### Problem to solve
Your answer should be the lines of the data below that contain "blef".

::::

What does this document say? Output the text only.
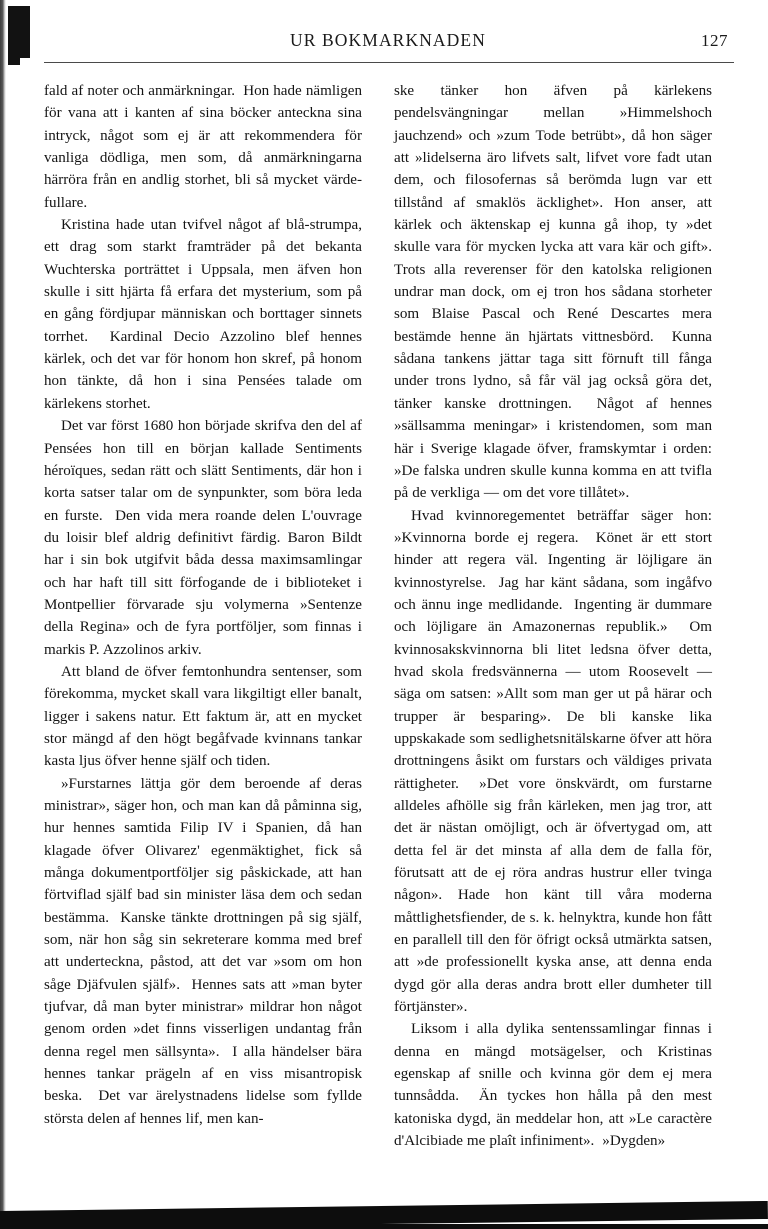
UR BOKMARKNADEN	127

fald af noter och anmärkningar.  Hon hade nämligen för vana att i kanten af sina böcker anteckna sina intryck, något som ej är att rekommendera för vanliga dödliga, men som, då anmärkningarna härröra från en andlig storhet, bli så mycket värde-fullare.

Kristina hade utan tvifvel något af blå-strumpa, ett drag som starkt framträder på det bekanta Wuchterska porträttet i Uppsala, men äfven hon skulle i sitt hjärta få erfara det mysterium, som på en gång fördjupar människan och borttager sinnets torrhet.  Kardinal Decio Azzolino blef hennes kärlek, och det var för honom hon skref, på honom hon tänkte, då hon i sina Pensées talade om kärlekens storhet.

Det var först 1680 hon började skrifva den del af Pensées hon till en början kallade Sentiments héroïques, sedan rätt och slätt Sentiments, där hon i korta satser talar om de synpunkter, som böra leda en furste.  Den vida mera roande delen L'ouvrage du loisir blef aldrig definitivt färdig. Baron Bildt har i sin bok utgifvit båda dessa maximsamlingar och har haft till sitt förfogande de i biblioteket i Montpellier förvarade sju volymerna »Sentenze della Regina» och de fyra portföljer, som finnas i markis P. Azzolinos arkiv.

Att bland de öfver femtonhundra sentenser, som förekomma, mycket skall vara likgiltigt eller banalt, ligger i sakens natur. Ett faktum är, att en mycket stor mängd af den högt begåfvade kvinnans tankar kasta ljus öfver henne själf och tiden.

»Furstarnes lättja gör dem beroende af deras ministrar», säger hon, och man kan då påminna sig, hur hennes samtida Filip IV i Spanien, då han klagade öfver Olivarez' egenmäktighet, fick så många dokumentportföljer sig påskickade, att han förtviflad själf bad sin minister läsa dem och sedan bestämma.  Kanske tänkte drottningen på sig själf, som, när hon såg sin sekreterare komma med bref att underteckna, påstod, att det var »som om hon såge Djäfvulen själf».  Hennes sats att »man byter tjufvar, då man byter ministrar» mildrar hon något genom orden »det finns visserligen undantag från denna regel men sällsynta».  I alla händelser bära hennes tankar prägeln af en viss misantropisk beska.  Det var ärelystnadens lidelse som fyllde största delen af hennes lif, men kan-

ske tänker hon äfven på kärlekens pendelsvängningar mellan »Himmelshoch jauchzend» och »zum Tode betrübt», då hon säger att »lidelserna äro lifvets salt, lifvet vore fadt utan dem, och filosofernas så berömda lugn var ett tillstånd af smaklös äcklighet». Hon anser, att kärlek och äktenskap ej kunna gå ihop, ty »det skulle vara för mycken lycka att vara kär och gift».  Trots alla reverenser för den katolska religionen undrar man dock, om ej tron hos sådana storheter som Blaise Pascal och René Descartes mera bestämde henne än hjärtats vittnesbörd.  Kunna sådana tankens jättar taga sitt förnuft till fånga under trons lydno, så får väl jag också göra det, tänker kanske drottningen.  Något af hennes »sällsamma meningar» i kristendomen, som man här i Sverige klagade öfver, framskymtar i orden: »De falska undren skulle kunna komma en att tvifla på de verkliga — om det vore tillåtet».

Hvad kvinnoregementet beträffar säger hon: »Kvinnorna borde ej regera.  Könet är ett stort hinder att regera väl. Ingenting är löjligare än kvinnostyrelse.  Jag har känt sådana, som ingåfvo och ännu inge medlidande.  Ingenting är dummare och löjligare än Amazonernas republik.»  Om kvinnosakskvinnorna bli litet ledsna öfver detta, hvad skola fredsvännerna — utom Roosevelt — säga om satsen: »Allt som man ger ut på härar och trupper är besparing». De bli kanske lika uppskakade som sedlighetsnitälskarne öfver att höra drottningens åsikt om furstars och väldiges privata rättigheter.  »Det vore önskvärdt, om furstarne alldeles afhölle sig från kärleken, men jag tror, att det är nästan omöjligt, och är öfvertygad om, att detta fel är det minsta af alla dem de falla för, förutsatt att de ej röra andras hustrur eller tvinga någon». Hade hon känt till våra moderna måttlighetsfiender, de s. k. helnyktra, kunde hon fått en parallell till den för öfrigt också utmärkta satsen, att »de professionellt kyska anse, att denna enda dygd gör alla deras andra brott eller dumheter till förtjänster».

Liksom i alla dylika sentenssamlingar finnas i denna en mängd motsägelser, och Kristinas egenskap af snille och kvinna gör dem ej mera tunnsådda.  Än tyckes hon hålla på den mest katoniska dygd, än meddelar hon, att »Le caractère d'Alcibiade me plaît infiniment».  »Dygden»
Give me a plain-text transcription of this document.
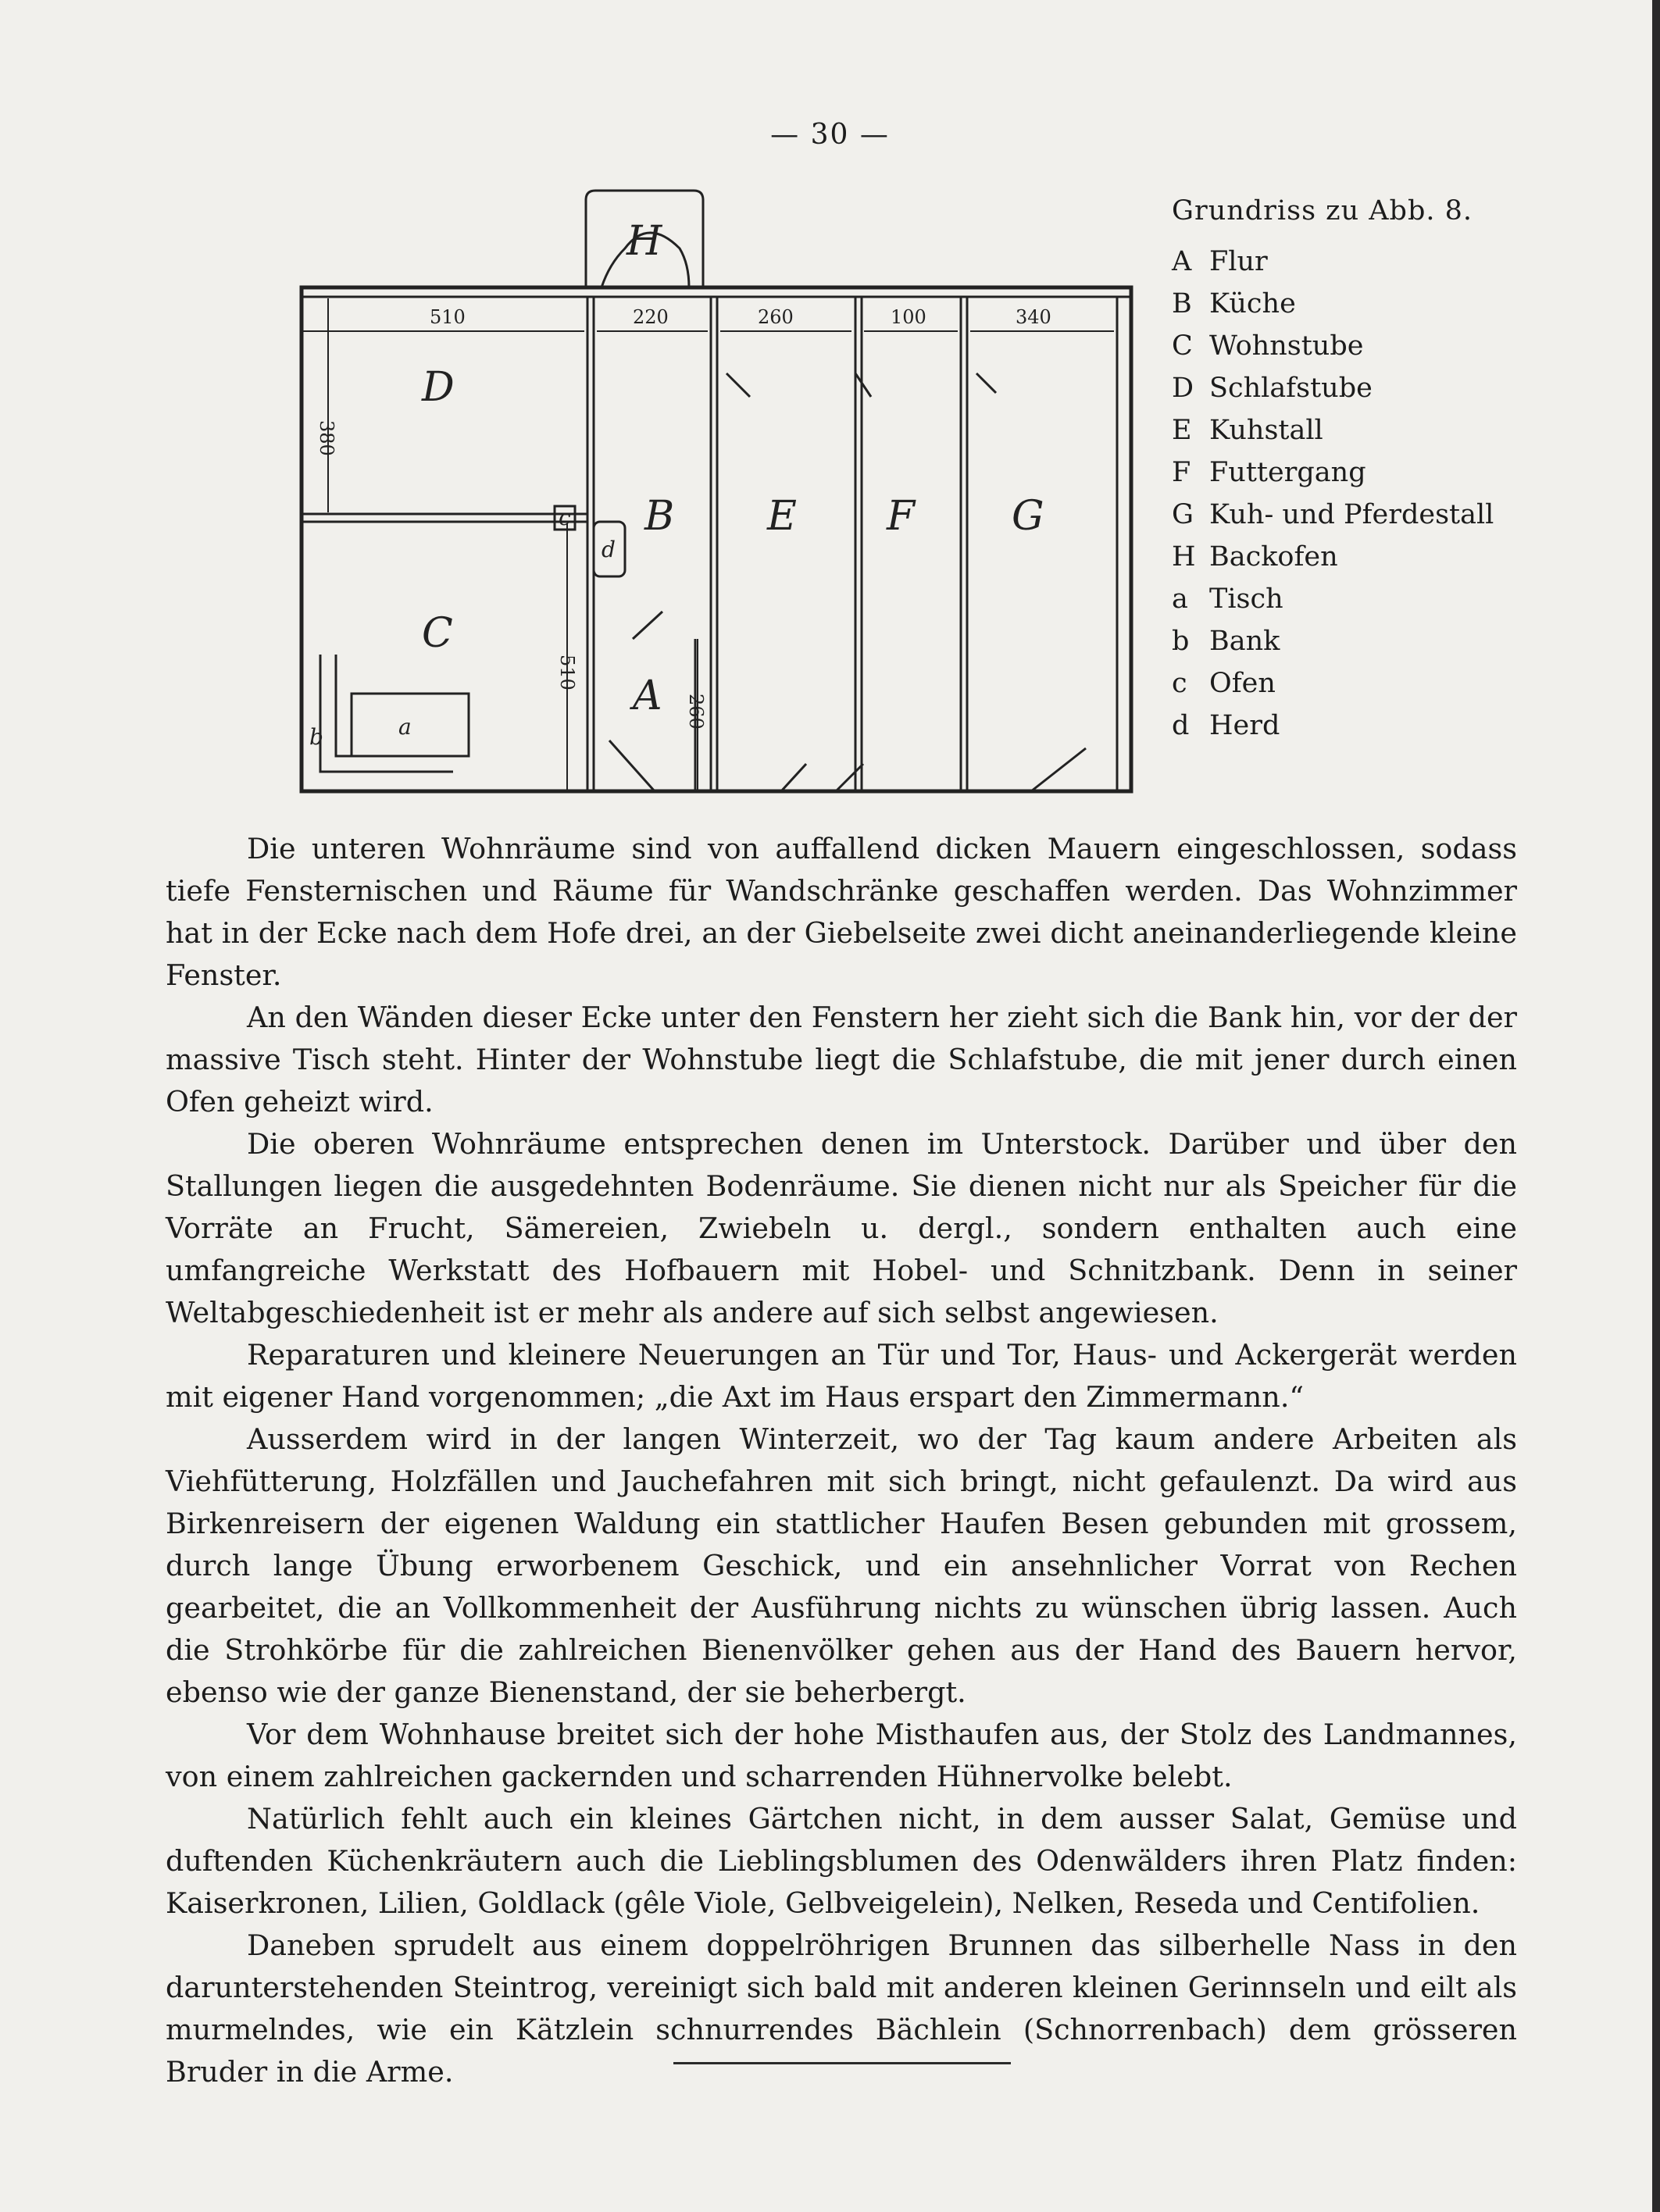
— 30 —
510	220	260	100	340
380
510
260
H
D
B E F G
C
A
a
b
c
d
Grundriss zu Abb. 8.
A Flur
B Küche
C Wohnstube
D Schlafstube
E Kuhstall
F Futtergang
G Kuh- und Pferdestall
H Backofen
a Tisch
b Bank
c Ofen
d Herd

Die unteren Wohnräume sind von auffallend dicken Mauern eingeschlossen, sodass tiefe Fensternischen und Räume für Wandschränke geschaffen werden. Das Wohnzimmer hat in der Ecke nach dem Hofe drei, an der Giebelseite zwei dicht aneinanderliegende kleine Fenster.

An den Wänden dieser Ecke unter den Fenstern her zieht sich die Bank hin, vor der der massive Tisch steht. Hinter der Wohnstube liegt die Schlafstube, die mit jener durch einen Ofen geheizt wird.

Die oberen Wohnräume entsprechen denen im Unterstock. Darüber und über den Stallungen liegen die ausgedehnten Bodenräume. Sie dienen nicht nur als Speicher für die Vorräte an Frucht, Sämereien, Zwiebeln u. dergl., sondern enthalten auch eine umfangreiche Werkstatt des Hofbauern mit Hobel- und Schnitzbank. Denn in seiner Weltabgeschiedenheit ist er mehr als andere auf sich selbst angewiesen.

Reparaturen und kleinere Neuerungen an Tür und Tor, Haus- und Ackergerät werden mit eigener Hand vorgenommen; „die Axt im Haus erspart den Zimmermann.“

Ausserdem wird in der langen Winterzeit, wo der Tag kaum andere Arbeiten als Viehfütterung, Holzfällen und Jauchefahren mit sich bringt, nicht gefaulenzt. Da wird aus Birkenreisern der eigenen Waldung ein stattlicher Haufen Besen gebunden mit grossem, durch lange Übung erworbenem Geschick, und ein ansehnlicher Vorrat von Rechen gearbeitet, die an Vollkommenheit der Ausführung nichts zu wünschen übrig lassen. Auch die Strohkörbe für die zahlreichen Bienenvölker gehen aus der Hand des Bauern hervor, ebenso wie der ganze Bienenstand, der sie beherbergt.

Vor dem Wohnhause breitet sich der hohe Misthaufen aus, der Stolz des Landmannes, von einem zahlreichen gackernden und scharrenden Hühnervolke belebt.

Natürlich fehlt auch ein kleines Gärtchen nicht, in dem ausser Salat, Gemüse und duftenden Küchenkräutern auch die Lieblingsblumen des Odenwälders ihren Platz finden: Kaiserkronen, Lilien, Goldlack (gêle Viole, Gelbveigelein), Nelken, Reseda und Centifolien.

Daneben sprudelt aus einem doppelröhrigen Brunnen das silberhelle Nass in den darunterstehenden Steintrog, vereinigt sich bald mit anderen kleinen Gerinnseln und eilt als murmelndes, wie ein Kätzlein schnurrendes Bächlein (Schnorrenbach) dem grösseren Bruder in die Arme.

::::

### Expected answer
Kristina hade utan tvifvel något af blå-strumpa, ett drag som starkt framträder på det bekanta Wuchterska porträttet i Uppsala, men äfven hon skulle i sitt hjärta få erfara det mysterium, som på en gång fördjupar människan och borttager sinnets torrhet.  Kardinal Decio Azzolino blef hennes kärlek, och det var för honom hon skref, på honom hon tänkte, då hon i sina Pensées talade om kärlekens storhet.
Det var först 1680 hon började skrifva den del af Pensées hon till en början kallade Sentiments héroïques, sedan rätt och slätt Sentiments, där hon i korta satser talar om de synpunkter, som böra leda en furste.  Den vida mera roande delen L'ouvrage du loisir blef aldrig definitivt färdig. Baron Bildt har i sin bok utgifvit båda dessa maximsamlingar och har haft till sitt förfogande de i biblioteket i Montpellier förvarade sju volymerna »Sentenze della Regina» och de fyra portföljer, som finnas i markis P. Azzolinos arkiv.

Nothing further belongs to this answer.